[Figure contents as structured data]
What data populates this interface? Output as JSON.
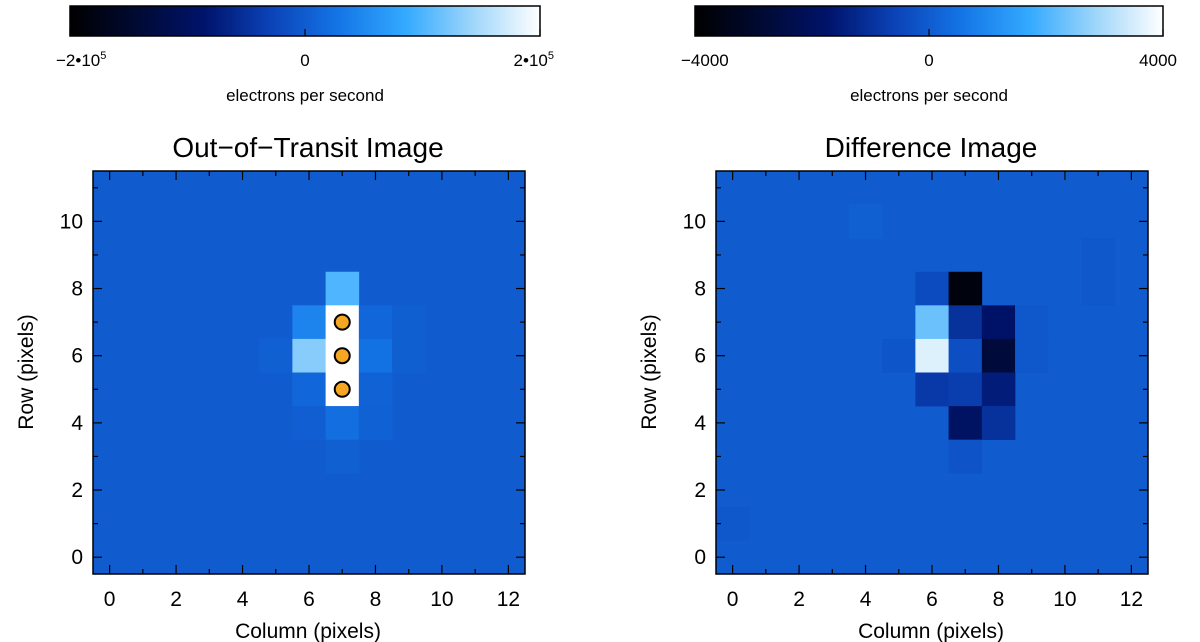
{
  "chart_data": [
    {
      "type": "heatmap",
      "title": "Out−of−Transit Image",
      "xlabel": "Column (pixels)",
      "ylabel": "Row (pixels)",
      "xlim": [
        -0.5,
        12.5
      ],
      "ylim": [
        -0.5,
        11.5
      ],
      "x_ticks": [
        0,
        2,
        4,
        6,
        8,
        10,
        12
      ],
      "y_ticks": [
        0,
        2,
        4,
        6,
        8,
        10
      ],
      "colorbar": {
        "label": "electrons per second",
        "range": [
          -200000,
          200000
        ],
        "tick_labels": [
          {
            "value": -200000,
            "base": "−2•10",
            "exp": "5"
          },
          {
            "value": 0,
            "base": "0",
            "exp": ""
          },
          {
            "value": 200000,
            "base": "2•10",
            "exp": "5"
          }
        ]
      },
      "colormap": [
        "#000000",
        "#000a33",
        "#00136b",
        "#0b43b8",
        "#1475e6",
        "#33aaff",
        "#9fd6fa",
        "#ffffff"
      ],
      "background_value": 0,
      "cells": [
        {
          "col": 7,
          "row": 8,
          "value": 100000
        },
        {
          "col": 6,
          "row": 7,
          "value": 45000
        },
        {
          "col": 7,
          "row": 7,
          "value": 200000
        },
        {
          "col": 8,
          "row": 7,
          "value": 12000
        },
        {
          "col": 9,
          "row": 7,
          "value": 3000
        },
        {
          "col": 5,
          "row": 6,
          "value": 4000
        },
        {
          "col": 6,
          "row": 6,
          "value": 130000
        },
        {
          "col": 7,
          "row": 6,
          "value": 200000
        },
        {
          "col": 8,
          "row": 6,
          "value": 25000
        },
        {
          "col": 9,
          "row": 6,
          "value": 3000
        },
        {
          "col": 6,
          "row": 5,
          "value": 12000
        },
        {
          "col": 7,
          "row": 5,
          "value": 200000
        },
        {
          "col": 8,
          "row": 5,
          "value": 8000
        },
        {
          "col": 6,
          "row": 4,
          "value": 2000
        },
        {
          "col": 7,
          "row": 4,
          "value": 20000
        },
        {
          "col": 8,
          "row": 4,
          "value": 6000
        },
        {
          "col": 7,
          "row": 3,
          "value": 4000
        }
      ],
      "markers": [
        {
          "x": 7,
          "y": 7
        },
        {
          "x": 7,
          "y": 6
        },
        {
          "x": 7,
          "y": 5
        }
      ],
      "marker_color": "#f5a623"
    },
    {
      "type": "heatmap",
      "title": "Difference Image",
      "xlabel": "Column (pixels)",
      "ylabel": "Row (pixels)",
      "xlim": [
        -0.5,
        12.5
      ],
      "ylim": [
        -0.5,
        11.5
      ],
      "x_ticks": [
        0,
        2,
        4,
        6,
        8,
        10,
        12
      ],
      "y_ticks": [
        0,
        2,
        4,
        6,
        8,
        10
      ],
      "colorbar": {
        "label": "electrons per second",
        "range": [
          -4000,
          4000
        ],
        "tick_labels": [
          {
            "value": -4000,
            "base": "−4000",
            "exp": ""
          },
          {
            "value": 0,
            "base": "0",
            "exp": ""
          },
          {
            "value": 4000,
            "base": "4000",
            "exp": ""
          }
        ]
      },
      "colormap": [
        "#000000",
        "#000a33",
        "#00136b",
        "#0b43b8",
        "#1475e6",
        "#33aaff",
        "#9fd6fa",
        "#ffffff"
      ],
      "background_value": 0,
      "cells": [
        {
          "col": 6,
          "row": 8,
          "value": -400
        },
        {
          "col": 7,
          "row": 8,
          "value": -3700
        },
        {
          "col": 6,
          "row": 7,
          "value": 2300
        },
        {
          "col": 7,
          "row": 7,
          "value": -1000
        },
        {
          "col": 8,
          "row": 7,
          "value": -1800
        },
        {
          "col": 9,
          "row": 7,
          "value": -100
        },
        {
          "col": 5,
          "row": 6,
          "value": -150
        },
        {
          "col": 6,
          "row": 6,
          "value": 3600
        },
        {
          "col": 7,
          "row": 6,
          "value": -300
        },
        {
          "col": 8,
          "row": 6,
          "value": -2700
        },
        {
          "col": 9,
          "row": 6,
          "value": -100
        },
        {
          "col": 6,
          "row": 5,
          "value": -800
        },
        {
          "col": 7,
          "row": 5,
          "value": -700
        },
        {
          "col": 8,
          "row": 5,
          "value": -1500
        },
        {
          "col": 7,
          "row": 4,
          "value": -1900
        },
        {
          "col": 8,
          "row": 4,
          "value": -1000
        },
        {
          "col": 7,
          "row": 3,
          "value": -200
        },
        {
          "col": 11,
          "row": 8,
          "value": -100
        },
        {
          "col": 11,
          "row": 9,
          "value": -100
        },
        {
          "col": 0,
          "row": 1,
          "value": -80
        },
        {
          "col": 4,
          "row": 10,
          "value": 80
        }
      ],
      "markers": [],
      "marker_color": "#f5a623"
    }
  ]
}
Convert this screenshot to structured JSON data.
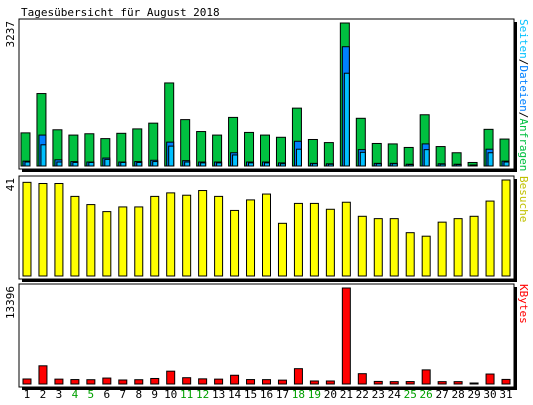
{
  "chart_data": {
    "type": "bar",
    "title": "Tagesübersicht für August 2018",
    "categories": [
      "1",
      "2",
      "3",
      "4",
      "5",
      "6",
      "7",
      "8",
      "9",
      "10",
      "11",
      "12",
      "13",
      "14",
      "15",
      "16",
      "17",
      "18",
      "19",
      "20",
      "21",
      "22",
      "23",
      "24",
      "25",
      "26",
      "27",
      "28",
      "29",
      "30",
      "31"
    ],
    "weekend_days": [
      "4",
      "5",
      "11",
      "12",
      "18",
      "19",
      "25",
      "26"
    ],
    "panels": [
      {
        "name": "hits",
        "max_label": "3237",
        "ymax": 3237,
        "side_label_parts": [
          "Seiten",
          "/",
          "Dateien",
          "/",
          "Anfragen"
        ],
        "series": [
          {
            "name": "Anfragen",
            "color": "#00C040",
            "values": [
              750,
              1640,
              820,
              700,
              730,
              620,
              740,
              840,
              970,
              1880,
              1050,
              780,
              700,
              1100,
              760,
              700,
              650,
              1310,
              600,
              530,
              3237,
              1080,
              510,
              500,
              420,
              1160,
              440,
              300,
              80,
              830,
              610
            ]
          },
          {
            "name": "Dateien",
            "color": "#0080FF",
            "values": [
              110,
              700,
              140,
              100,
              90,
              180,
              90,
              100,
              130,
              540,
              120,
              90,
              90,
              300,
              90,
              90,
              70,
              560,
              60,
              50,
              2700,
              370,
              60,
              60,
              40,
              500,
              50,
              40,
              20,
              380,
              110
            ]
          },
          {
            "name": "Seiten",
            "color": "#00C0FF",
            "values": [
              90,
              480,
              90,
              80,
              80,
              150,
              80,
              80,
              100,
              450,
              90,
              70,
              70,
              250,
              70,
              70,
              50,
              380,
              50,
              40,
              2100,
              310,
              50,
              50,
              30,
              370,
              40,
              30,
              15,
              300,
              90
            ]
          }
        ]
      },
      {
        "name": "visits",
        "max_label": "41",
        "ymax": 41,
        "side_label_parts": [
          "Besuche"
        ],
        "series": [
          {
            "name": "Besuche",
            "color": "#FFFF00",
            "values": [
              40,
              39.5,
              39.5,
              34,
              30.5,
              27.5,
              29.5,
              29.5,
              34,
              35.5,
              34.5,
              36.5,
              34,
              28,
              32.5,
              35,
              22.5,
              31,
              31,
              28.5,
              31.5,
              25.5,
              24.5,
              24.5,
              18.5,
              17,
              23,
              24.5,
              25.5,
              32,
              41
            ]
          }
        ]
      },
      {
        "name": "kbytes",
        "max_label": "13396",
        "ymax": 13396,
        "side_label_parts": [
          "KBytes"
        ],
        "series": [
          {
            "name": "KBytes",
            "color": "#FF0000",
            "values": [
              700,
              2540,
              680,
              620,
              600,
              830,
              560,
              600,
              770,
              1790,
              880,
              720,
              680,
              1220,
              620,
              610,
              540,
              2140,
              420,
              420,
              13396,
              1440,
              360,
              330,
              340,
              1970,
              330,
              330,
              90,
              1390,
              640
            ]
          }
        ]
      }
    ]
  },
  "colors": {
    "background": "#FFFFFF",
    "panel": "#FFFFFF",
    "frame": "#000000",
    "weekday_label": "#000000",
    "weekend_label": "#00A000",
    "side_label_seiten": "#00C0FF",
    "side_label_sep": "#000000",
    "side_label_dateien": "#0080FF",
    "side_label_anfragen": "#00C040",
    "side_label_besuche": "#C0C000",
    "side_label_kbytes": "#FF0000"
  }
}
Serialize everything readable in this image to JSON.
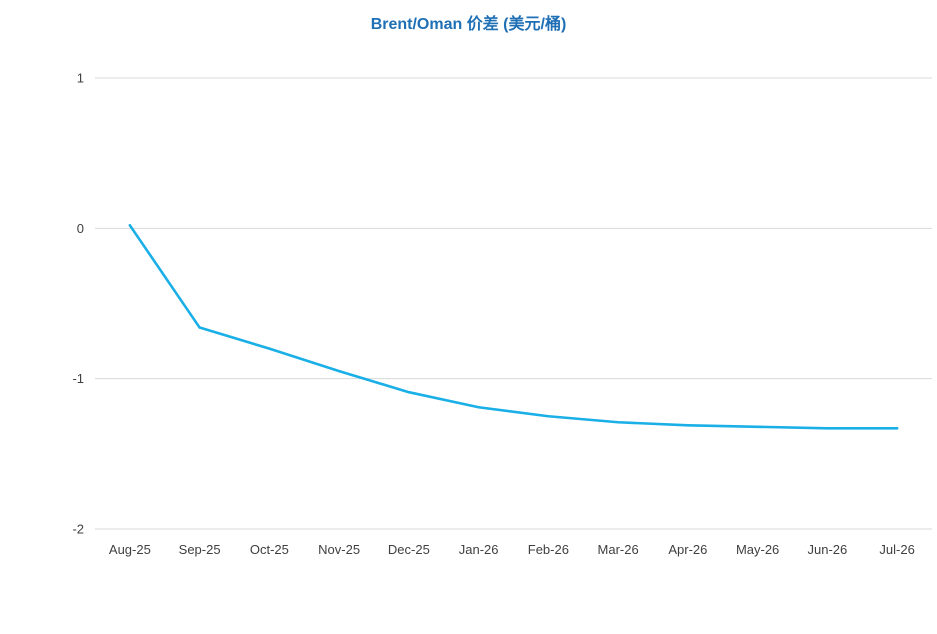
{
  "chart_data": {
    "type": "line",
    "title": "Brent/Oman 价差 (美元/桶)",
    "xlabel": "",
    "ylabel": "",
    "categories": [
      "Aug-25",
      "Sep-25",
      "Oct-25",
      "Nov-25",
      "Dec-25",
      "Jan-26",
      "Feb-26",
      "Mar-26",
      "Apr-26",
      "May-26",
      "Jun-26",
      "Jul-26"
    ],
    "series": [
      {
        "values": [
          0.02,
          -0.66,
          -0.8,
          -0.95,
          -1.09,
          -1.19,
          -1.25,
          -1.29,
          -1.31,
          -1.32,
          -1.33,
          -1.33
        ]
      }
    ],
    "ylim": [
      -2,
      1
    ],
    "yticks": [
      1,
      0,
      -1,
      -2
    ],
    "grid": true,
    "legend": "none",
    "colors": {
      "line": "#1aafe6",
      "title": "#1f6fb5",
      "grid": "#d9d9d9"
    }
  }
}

> [Instructions for the task] Search the listing for the word "type" and return each line that holds it.

> [Complete output]
      "type": "heatmap",
      "type": "heatmap",
    "type": "bar",
    "type": "line",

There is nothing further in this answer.